EXERCISE DIRECTIONS. Copy out the listing that follows, exact in every word, and skip the images.

TASK DATA.
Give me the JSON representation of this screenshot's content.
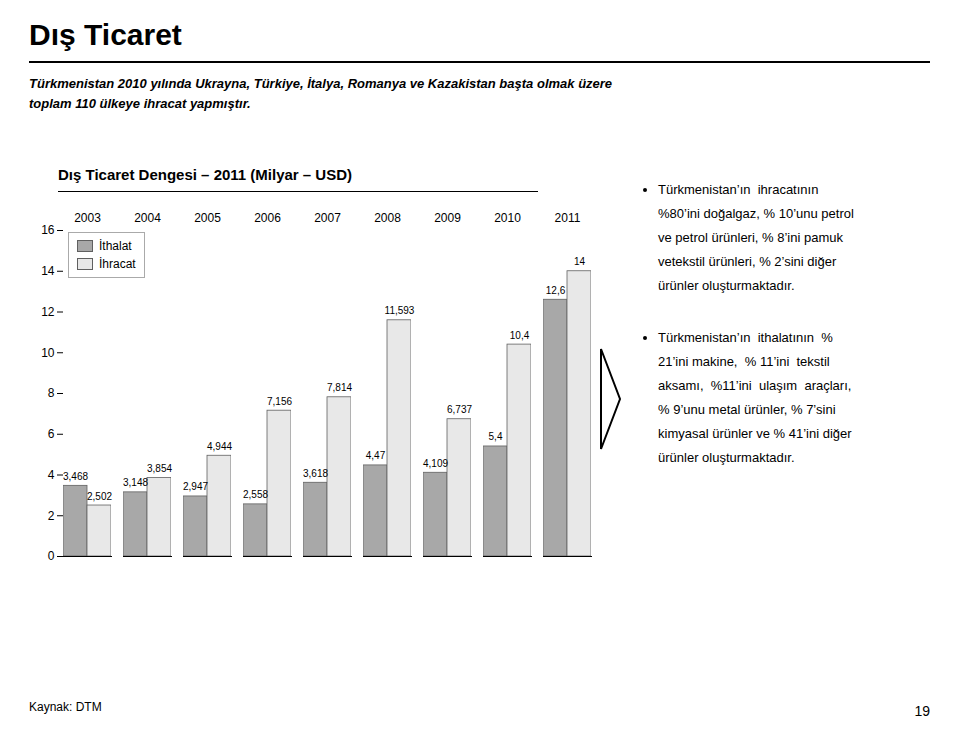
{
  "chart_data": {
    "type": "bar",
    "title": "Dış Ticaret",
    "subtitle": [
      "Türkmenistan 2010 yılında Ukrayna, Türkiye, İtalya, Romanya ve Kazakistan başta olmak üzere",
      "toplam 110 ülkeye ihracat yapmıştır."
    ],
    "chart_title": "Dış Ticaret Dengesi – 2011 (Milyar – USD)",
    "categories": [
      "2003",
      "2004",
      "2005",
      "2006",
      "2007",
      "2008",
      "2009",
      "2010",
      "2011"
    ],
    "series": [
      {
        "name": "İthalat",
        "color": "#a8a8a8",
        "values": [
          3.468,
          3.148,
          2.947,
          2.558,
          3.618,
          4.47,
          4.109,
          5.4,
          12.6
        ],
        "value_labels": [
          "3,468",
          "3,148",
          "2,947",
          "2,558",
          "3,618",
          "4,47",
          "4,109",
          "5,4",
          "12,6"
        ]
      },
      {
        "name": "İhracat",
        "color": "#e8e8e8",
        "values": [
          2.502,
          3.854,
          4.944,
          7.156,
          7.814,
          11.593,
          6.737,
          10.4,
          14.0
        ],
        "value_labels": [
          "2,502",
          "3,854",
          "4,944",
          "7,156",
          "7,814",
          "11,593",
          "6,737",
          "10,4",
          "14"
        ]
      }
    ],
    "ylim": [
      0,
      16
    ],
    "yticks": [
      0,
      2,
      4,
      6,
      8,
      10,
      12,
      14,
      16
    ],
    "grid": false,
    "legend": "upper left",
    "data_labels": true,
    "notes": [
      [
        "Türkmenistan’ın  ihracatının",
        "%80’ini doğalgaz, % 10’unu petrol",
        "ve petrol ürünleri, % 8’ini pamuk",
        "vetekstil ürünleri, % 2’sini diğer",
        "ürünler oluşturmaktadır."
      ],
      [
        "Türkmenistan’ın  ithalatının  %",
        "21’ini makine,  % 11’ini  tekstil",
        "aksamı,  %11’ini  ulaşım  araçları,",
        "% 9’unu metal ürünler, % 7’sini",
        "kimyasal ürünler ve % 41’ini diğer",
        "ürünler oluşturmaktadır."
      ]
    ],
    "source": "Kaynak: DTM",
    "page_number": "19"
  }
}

RESULT.
Give me the JSON representation of this screenshot's content.
{
  "chart_data": {
    "type": "bar",
    "title": "Dış Ticaret",
    "subtitle": [
      "Türkmenistan 2010 yılında Ukrayna, Türkiye, İtalya, Romanya ve Kazakistan başta olmak üzere",
      "toplam 110 ülkeye ihracat yapmıştır."
    ],
    "chart_title": "Dış Ticaret Dengesi – 2011 (Milyar – USD)",
    "categories": [
      "2003",
      "2004",
      "2005",
      "2006",
      "2007",
      "2008",
      "2009",
      "2010",
      "2011"
    ],
    "series": [
      {
        "name": "İthalat",
        "color": "#a8a8a8",
        "values": [
          3.468,
          3.148,
          2.947,
          2.558,
          3.618,
          4.47,
          4.109,
          5.4,
          12.6
        ],
        "value_labels": [
          "3,468",
          "3,148",
          "2,947",
          "2,558",
          "3,618",
          "4,47",
          "4,109",
          "5,4",
          "12,6"
        ]
      },
      {
        "name": "İhracat",
        "color": "#e8e8e8",
        "values": [
          2.502,
          3.854,
          4.944,
          7.156,
          7.814,
          11.593,
          6.737,
          10.4,
          14.0
        ],
        "value_labels": [
          "2,502",
          "3,854",
          "4,944",
          "7,156",
          "7,814",
          "11,593",
          "6,737",
          "10,4",
          "14"
        ]
      }
    ],
    "ylim": [
      0,
      16
    ],
    "yticks": [
      0,
      2,
      4,
      6,
      8,
      10,
      12,
      14,
      16
    ],
    "grid": false,
    "legend": "upper left",
    "data_labels": true,
    "notes": [
      [
        "Türkmenistan’ın  ihracatının",
        "%80’ini doğalgaz, % 10’unu petrol",
        "ve petrol ürünleri, % 8’ini pamuk",
        "vetekstil ürünleri, % 2’sini diğer",
        "ürünler oluşturmaktadır."
      ],
      [
        "Türkmenistan’ın  ithalatının  %",
        "21’ini makine,  % 11’ini  tekstil",
        "aksamı,  %11’ini  ulaşım  araçları,",
        "% 9’unu metal ürünler, % 7’sini",
        "kimyasal ürünler ve % 41’ini diğer",
        "ürünler oluşturmaktadır."
      ]
    ],
    "source": "Kaynak: DTM",
    "page_number": "19"
  }
}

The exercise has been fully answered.